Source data
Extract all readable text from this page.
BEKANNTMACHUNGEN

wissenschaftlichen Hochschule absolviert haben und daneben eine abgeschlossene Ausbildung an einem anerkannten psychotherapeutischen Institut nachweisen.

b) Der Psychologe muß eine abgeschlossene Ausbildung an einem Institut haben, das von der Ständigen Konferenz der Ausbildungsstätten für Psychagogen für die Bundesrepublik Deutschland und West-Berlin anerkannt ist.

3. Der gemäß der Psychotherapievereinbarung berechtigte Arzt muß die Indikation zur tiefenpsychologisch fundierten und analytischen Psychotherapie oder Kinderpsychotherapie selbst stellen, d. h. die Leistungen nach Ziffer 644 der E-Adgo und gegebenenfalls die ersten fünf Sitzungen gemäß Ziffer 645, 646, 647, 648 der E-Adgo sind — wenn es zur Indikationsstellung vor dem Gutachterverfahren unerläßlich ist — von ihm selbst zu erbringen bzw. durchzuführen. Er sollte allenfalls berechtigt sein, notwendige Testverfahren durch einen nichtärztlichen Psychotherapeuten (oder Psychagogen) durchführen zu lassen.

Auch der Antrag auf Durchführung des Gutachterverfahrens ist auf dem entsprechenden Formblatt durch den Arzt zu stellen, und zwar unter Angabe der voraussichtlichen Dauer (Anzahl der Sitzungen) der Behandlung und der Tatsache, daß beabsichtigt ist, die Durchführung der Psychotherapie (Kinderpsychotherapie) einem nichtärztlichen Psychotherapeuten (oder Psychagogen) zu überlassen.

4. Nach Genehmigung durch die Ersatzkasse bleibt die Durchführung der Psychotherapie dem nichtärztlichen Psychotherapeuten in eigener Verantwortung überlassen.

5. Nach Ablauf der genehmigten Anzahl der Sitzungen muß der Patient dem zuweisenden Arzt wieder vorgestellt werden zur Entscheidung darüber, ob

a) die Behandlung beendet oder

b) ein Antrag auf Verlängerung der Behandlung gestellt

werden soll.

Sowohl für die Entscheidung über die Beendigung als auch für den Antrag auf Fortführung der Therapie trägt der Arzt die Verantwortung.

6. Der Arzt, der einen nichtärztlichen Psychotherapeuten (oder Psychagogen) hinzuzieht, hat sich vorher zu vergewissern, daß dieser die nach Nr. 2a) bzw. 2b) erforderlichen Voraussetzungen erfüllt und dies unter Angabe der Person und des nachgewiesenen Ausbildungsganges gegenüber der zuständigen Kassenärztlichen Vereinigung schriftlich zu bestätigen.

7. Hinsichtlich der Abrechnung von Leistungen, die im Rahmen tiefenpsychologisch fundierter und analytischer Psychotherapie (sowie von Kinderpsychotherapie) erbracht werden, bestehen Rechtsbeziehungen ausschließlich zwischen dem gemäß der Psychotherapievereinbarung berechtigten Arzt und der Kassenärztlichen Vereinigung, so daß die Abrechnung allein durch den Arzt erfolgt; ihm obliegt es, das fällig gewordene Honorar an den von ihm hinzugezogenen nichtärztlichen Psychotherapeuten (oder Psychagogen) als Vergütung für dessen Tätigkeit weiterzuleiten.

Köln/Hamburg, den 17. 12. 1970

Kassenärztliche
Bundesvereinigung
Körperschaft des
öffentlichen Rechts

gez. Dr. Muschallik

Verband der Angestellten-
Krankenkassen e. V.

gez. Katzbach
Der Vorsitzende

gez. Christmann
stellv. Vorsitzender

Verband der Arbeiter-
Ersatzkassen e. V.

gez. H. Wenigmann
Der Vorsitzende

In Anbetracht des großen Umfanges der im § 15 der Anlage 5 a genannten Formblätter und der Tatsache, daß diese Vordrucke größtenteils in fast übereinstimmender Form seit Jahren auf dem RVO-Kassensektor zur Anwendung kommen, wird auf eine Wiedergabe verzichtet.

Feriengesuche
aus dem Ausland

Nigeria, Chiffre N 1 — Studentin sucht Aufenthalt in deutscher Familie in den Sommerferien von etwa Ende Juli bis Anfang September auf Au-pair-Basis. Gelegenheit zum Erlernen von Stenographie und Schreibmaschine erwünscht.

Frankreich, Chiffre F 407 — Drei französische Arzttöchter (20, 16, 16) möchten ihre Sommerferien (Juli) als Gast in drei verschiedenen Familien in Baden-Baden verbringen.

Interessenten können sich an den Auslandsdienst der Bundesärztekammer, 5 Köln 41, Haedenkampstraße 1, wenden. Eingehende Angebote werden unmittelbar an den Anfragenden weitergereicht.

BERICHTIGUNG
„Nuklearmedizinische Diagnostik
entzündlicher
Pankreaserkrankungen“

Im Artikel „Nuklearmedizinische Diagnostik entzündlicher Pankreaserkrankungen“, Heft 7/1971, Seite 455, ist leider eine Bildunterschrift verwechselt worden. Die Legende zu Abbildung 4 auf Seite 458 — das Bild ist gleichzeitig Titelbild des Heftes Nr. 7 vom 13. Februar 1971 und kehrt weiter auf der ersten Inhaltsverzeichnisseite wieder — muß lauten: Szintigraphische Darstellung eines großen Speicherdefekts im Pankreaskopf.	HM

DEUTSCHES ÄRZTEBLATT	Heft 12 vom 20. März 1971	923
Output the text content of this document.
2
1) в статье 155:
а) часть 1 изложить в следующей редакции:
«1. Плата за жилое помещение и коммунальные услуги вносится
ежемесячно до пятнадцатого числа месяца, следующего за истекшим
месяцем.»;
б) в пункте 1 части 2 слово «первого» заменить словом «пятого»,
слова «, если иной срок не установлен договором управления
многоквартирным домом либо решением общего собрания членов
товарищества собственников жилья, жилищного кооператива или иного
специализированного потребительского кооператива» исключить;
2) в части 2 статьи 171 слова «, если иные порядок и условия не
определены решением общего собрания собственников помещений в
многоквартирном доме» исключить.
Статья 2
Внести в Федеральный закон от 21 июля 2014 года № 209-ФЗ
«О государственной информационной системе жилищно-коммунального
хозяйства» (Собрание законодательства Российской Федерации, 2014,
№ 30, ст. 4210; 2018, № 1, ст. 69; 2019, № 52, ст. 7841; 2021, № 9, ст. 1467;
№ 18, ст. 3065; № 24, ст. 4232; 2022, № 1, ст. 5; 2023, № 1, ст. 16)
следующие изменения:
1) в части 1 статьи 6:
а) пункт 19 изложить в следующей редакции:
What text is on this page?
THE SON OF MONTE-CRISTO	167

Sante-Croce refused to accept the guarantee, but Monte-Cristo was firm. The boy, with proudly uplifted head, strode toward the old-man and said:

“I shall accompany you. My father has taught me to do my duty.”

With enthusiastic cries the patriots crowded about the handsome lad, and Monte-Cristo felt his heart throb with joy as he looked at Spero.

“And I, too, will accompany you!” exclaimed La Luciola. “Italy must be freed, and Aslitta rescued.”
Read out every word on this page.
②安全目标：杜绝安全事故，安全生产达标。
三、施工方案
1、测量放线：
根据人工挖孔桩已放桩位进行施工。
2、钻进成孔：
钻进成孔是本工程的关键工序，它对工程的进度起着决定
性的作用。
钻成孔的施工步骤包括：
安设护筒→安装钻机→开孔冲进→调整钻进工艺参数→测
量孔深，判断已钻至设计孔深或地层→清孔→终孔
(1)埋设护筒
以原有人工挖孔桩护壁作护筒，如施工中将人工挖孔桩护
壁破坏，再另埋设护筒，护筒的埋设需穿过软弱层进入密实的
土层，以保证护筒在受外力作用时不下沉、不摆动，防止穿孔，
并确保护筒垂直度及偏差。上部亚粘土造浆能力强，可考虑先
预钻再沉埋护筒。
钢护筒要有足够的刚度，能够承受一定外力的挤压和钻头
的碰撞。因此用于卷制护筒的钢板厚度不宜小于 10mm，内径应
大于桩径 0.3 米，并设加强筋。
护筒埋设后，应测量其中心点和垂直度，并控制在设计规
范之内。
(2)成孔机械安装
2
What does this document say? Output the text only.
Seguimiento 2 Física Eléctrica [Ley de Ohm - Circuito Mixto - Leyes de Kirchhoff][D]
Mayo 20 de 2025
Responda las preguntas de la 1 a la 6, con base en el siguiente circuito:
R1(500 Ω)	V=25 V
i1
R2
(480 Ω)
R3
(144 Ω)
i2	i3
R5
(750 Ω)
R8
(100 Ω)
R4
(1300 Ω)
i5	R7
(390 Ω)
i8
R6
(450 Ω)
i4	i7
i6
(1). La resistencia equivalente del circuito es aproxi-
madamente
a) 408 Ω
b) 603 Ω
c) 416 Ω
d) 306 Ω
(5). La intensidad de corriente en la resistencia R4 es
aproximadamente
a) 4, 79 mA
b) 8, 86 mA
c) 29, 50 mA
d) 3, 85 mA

▶ **THE EXERCISE**: Locate the word "Verband" in the entries, and copy every line where it is found.

▶ **EXERCISE OUTPUT**:
Verband der Angestellten-
Verband der Arbeiter-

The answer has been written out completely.